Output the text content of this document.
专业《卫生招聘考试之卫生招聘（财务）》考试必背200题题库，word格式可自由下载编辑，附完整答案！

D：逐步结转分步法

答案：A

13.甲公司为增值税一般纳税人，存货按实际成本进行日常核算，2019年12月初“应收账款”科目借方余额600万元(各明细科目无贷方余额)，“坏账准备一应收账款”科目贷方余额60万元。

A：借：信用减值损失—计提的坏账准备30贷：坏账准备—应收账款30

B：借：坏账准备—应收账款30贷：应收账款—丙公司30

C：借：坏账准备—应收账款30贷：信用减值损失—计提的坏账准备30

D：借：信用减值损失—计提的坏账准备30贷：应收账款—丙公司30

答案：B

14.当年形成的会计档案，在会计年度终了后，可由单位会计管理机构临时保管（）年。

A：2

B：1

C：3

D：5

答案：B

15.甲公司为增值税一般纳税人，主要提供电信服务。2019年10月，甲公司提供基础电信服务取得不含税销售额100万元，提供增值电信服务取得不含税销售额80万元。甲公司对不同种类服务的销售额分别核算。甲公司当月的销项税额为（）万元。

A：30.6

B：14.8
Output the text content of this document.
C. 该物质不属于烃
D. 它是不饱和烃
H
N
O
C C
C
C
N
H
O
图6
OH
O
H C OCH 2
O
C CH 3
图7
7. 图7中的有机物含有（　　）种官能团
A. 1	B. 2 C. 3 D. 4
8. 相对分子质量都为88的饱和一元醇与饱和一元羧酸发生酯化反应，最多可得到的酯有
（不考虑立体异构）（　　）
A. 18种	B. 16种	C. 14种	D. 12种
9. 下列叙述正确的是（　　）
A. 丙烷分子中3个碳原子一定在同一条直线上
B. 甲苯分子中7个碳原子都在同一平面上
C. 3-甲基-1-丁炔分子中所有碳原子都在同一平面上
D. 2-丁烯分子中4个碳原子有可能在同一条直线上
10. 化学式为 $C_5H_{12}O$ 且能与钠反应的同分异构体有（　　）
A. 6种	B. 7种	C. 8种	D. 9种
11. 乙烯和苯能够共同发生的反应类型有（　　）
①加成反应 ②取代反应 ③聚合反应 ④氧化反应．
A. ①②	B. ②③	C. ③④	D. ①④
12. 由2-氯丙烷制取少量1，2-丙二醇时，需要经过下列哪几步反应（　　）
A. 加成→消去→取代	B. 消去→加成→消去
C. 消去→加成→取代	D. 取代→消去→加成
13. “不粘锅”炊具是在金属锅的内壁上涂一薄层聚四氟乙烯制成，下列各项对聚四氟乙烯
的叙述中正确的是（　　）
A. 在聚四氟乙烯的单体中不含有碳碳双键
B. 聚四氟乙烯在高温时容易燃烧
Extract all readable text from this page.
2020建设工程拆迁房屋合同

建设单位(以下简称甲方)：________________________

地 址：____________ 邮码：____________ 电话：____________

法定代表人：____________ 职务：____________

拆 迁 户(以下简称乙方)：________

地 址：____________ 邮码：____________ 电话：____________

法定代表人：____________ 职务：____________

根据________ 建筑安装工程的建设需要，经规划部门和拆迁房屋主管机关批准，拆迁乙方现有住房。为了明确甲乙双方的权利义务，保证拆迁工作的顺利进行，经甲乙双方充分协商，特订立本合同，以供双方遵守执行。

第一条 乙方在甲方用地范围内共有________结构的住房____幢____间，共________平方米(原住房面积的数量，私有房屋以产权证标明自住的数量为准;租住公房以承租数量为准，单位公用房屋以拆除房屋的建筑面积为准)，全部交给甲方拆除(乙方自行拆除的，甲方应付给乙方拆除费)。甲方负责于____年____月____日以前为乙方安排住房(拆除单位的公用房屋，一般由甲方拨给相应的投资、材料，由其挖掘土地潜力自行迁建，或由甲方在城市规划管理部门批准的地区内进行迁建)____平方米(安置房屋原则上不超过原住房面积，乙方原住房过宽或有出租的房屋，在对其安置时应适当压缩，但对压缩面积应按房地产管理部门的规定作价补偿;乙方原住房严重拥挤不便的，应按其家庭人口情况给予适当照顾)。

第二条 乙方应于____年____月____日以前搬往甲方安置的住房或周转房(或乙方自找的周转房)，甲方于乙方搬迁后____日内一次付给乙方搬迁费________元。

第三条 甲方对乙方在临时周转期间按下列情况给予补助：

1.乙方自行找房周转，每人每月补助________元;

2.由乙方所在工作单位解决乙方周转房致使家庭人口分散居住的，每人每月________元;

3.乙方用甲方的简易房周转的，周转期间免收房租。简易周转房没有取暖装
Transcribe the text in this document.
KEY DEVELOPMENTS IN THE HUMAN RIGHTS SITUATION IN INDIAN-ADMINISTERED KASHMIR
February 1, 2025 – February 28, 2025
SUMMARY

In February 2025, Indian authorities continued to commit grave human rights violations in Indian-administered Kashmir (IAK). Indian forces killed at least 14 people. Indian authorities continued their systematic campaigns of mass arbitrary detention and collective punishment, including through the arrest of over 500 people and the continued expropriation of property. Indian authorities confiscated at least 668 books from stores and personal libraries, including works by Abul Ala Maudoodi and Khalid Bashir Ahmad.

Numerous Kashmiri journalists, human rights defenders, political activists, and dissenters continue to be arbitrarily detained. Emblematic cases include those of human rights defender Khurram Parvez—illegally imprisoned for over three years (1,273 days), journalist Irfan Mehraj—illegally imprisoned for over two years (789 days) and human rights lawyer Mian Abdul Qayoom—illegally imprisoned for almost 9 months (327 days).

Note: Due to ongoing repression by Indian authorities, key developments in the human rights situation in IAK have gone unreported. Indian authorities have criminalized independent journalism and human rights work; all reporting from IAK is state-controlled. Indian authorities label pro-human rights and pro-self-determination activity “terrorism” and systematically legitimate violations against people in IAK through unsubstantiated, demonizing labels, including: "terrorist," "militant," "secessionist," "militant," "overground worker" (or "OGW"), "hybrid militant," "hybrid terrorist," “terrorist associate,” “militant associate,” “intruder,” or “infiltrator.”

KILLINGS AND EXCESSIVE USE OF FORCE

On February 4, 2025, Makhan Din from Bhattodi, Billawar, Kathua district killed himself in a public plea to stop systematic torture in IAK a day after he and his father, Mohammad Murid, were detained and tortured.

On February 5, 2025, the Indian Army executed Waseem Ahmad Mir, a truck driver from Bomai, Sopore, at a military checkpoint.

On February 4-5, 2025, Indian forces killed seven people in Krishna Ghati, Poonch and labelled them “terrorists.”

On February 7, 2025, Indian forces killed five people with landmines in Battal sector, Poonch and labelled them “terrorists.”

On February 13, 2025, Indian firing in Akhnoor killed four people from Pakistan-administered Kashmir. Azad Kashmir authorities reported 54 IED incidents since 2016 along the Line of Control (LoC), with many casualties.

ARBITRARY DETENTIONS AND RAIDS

------------------------

Your task is to repeat every line exactly.

◆ Completed exercise:
Output the text content of this document.
专业《卫生招聘考试之卫生招聘（财务）》考试必背200题题库，word格式可自由下载编辑，附完整答案！

D：逐步结转分步法

答案：A

13.甲公司为增值税一般纳税人，存货按实际成本进行日常核算，2019年12月初“应收账款”科目借方余额600万元(各明细科目无贷方余额)，“坏账准备一应收账款”科目贷方余额60万元。

A：借：信用减值损失—计提的坏账准备30贷：坏账准备—应收账款30

B：借：坏账准备—应收账款30贷：应收账款—丙公司30

C：借：坏账准备—应收账款30贷：信用减值损失—计提的坏账准备30

D：借：信用减值损失—计提的坏账准备30贷：应收账款—丙公司30

答案：B

14.当年形成的会计档案，在会计年度终了后，可由单位会计管理机构临时保管（）年。

A：2

B：1

C：3

D：5

答案：B

15.甲公司为增值税一般纳税人，主要提供电信服务。2019年10月，甲公司提供基础电信服务取得不含税销售额100万元，提供增值电信服务取得不含税销售额80万元。甲公司对不同种类服务的销售额分别核算。甲公司当月的销项税额为（）万元。

A：30.6

B：14.8
Output the text content of this document.
C. 该物质不属于烃
D. 它是不饱和烃
H
N
O
C C
C
C
N
H
O
图6
OH
O
H C OCH 2
O
C CH 3
图7
7. 图7中的有机物含有（　　）种官能团
A. 1	B. 2 C. 3 D. 4
8. 相对分子质量都为88的饱和一元醇与饱和一元羧酸发生酯化反应，最多可得到的酯有
（不考虑立体异构）（　　）
A. 18种	B. 16种	C. 14种	D. 12种
9. 下列叙述正确的是（　　）
A. 丙烷分子中3个碳原子一定在同一条直线上
B. 甲苯分子中7个碳原子都在同一平面上
C. 3-甲基-1-丁炔分子中所有碳原子都在同一平面上
D. 2-丁烯分子中4个碳原子有可能在同一条直线上
10. 化学式为 $C_5H_{12}O$ 且能与钠反应的同分异构体有（　　）
A. 6种	B. 7种	C. 8种	D. 9种
11. 乙烯和苯能够共同发生的反应类型有（　　）
①加成反应 ②取代反应 ③聚合反应 ④氧化反应．
A. ①②	B. ②③	C. ③④	D. ①④
12. 由2-氯丙烷制取少量1，2-丙二醇时，需要经过下列哪几步反应（　　）
A. 加成→消去→取代	B. 消去→加成→消去
C. 消去→加成→取代	D. 取代→消去→加成
13. “不粘锅”炊具是在金属锅的内壁上涂一薄层聚四氟乙烯制成，下列各项对聚四氟乙烯
的叙述中正确的是（　　）
A. 在聚四氟乙烯的单体中不含有碳碳双键
B. 聚四氟乙烯在高温时容易燃烧
Extract all readable text from this page.
2020建设工程拆迁房屋合同

建设单位(以下简称甲方)：________________________

地 址：____________ 邮码：____________ 电话：____________

法定代表人：____________ 职务：____________

拆 迁 户(以下简称乙方)：________

地 址：____________ 邮码：____________ 电话：____________

法定代表人：____________ 职务：____________

根据________ 建筑安装工程的建设需要，经规划部门和拆迁房屋主管机关批准，拆迁乙方现有住房。为了明确甲乙双方的权利义务，保证拆迁工作的顺利进行，经甲乙双方充分协商，特订立本合同，以供双方遵守执行。

第一条 乙方在甲方用地范围内共有________结构的住房____幢____间，共________平方米(原住房面积的数量，私有房屋以产权证标明自住的数量为准;租住公房以承租数量为准，单位公用房屋以拆除房屋的建筑面积为准)，全部交给甲方拆除(乙方自行拆除的，甲方应付给乙方拆除费)。甲方负责于____年____月____日以前为乙方安排住房(拆除单位的公用房屋，一般由甲方拨给相应的投资、材料，由其挖掘土地潜力自行迁建，或由甲方在城市规划管理部门批准的地区内进行迁建)____平方米(安置房屋原则上不超过原住房面积，乙方原住房过宽或有出租的房屋，在对其安置时应适当压缩，但对压缩面积应按房地产管理部门的规定作价补偿;乙方原住房严重拥挤不便的，应按其家庭人口情况给予适当照顾)。

第二条 乙方应于____年____月____日以前搬往甲方安置的住房或周转房(或乙方自找的周转房)，甲方于乙方搬迁后____日内一次付给乙方搬迁费________元。

第三条 甲方对乙方在临时周转期间按下列情况给予补助：

1.乙方自行找房周转，每人每月补助________元;

2.由乙方所在工作单位解决乙方周转房致使家庭人口分散居住的，每人每月________元;

3.乙方用甲方的简易房周转的，周转期间免收房租。简易周转房没有取暖装
Transcribe the text in this document.
KEY DEVELOPMENTS IN THE HUMAN RIGHTS SITUATION IN INDIAN-ADMINISTERED KASHMIR
February 1, 2025 – February 28, 2025
SUMMARY

In February 2025, Indian authorities continued to commit grave human rights violations in Indian-administered Kashmir (IAK). Indian forces killed at least 14 people. Indian authorities continued their systematic campaigns of mass arbitrary detention and collective punishment, including through the arrest of over 500 people and the continued expropriation of property. Indian authorities confiscated at least 668 books from stores and personal libraries, including works by Abul Ala Maudoodi and Khalid Bashir Ahmad.

Numerous Kashmiri journalists, human rights defenders, political activists, and dissenters continue to be arbitrarily detained. Emblematic cases include those of human rights defender Khurram Parvez—illegally imprisoned for over three years (1,273 days), journalist Irfan Mehraj—illegally imprisoned for over two years (789 days) and human rights lawyer Mian Abdul Qayoom—illegally imprisoned for almost 9 months (327 days).

Note: Due to ongoing repression by Indian authorities, key developments in the human rights situation in IAK have gone unreported. Indian authorities have criminalized independent journalism and human rights work; all reporting from IAK is state-controlled. Indian authorities label pro-human rights and pro-self-determination activity “terrorism” and systematically legitimate violations against people in IAK through unsubstantiated, demonizing labels, including: "terrorist," "militant," "secessionist," "militant," "overground worker" (or "OGW"), "hybrid militant," "hybrid terrorist," “terrorist associate,” “militant associate,” “intruder,” or “infiltrator.”

KILLINGS AND EXCESSIVE USE OF FORCE

On February 4, 2025, Makhan Din from Bhattodi, Billawar, Kathua district killed himself in a public plea to stop systematic torture in IAK a day after he and his father, Mohammad Murid, were detained and tortured.

On February 5, 2025, the Indian Army executed Waseem Ahmad Mir, a truck driver from Bomai, Sopore, at a military checkpoint.

On February 4-5, 2025, Indian forces killed seven people in Krishna Ghati, Poonch and labelled them “terrorists.”

On February 7, 2025, Indian forces killed five people with landmines in Battal sector, Poonch and labelled them “terrorists.”

On February 13, 2025, Indian firing in Akhnoor killed four people from Pakistan-administered Kashmir. Azad Kashmir authorities reported 54 IED incidents since 2016 along the Line of Control (LoC), with many casualties.

ARBITRARY DETENTIONS AND RAIDS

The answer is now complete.